***** Data provided
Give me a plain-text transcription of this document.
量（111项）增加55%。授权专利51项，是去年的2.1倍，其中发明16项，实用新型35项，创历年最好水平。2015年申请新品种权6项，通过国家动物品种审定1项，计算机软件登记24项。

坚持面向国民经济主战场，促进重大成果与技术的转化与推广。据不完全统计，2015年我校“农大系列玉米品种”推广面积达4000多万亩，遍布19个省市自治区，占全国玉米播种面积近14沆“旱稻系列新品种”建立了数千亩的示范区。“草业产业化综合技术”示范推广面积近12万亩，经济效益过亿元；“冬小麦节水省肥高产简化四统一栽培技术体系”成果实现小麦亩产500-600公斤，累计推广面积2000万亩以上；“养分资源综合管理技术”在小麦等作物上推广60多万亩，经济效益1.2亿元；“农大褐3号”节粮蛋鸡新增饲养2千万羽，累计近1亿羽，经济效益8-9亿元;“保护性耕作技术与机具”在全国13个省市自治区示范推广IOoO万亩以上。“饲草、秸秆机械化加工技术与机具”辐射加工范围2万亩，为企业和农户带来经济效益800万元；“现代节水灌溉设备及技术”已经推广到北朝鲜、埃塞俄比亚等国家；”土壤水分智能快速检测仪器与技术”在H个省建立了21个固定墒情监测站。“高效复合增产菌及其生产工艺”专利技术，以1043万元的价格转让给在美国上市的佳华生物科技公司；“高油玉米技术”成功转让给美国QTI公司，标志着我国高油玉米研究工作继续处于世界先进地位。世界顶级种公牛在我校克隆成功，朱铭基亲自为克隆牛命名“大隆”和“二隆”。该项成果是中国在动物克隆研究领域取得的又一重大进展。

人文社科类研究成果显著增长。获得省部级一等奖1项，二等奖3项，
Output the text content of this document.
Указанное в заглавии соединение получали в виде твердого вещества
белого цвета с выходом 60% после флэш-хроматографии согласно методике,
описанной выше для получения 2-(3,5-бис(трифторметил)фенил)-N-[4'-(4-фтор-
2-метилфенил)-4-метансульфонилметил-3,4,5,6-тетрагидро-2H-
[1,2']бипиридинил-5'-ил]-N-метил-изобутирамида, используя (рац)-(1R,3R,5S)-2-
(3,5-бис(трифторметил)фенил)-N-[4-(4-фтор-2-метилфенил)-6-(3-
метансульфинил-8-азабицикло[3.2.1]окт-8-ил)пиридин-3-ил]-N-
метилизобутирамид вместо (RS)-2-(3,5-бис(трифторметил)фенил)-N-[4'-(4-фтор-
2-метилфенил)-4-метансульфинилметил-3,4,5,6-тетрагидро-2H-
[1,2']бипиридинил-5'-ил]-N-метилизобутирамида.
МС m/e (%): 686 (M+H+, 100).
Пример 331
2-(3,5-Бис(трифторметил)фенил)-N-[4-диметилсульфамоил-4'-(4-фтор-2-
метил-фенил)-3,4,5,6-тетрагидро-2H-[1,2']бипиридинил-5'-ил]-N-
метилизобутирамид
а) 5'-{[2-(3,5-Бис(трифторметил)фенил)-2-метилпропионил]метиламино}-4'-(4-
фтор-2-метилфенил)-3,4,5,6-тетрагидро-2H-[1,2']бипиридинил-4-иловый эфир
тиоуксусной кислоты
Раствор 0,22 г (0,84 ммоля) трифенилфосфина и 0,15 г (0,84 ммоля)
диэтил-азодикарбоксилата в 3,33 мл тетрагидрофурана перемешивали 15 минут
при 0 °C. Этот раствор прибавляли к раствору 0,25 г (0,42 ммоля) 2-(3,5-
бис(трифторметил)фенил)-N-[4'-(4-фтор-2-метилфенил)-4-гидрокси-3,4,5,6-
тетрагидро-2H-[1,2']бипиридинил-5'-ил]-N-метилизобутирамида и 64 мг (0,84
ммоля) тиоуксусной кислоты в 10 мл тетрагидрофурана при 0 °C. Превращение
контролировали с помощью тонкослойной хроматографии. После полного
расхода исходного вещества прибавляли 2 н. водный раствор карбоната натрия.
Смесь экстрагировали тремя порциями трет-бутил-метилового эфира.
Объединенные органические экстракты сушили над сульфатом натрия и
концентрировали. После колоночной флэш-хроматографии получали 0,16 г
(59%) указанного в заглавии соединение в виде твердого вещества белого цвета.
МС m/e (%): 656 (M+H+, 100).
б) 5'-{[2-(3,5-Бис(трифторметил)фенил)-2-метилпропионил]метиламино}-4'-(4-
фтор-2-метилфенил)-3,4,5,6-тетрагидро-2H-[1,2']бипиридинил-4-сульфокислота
**********
• [Stated goal]: Copy each line that holds the word "тиоуксусной".

• [Finished answer]:
тиоуксусной кислоты
ммоля) тиоуксусной кислоты в 10 мл тетрагидрофурана при 0 °C. Превращение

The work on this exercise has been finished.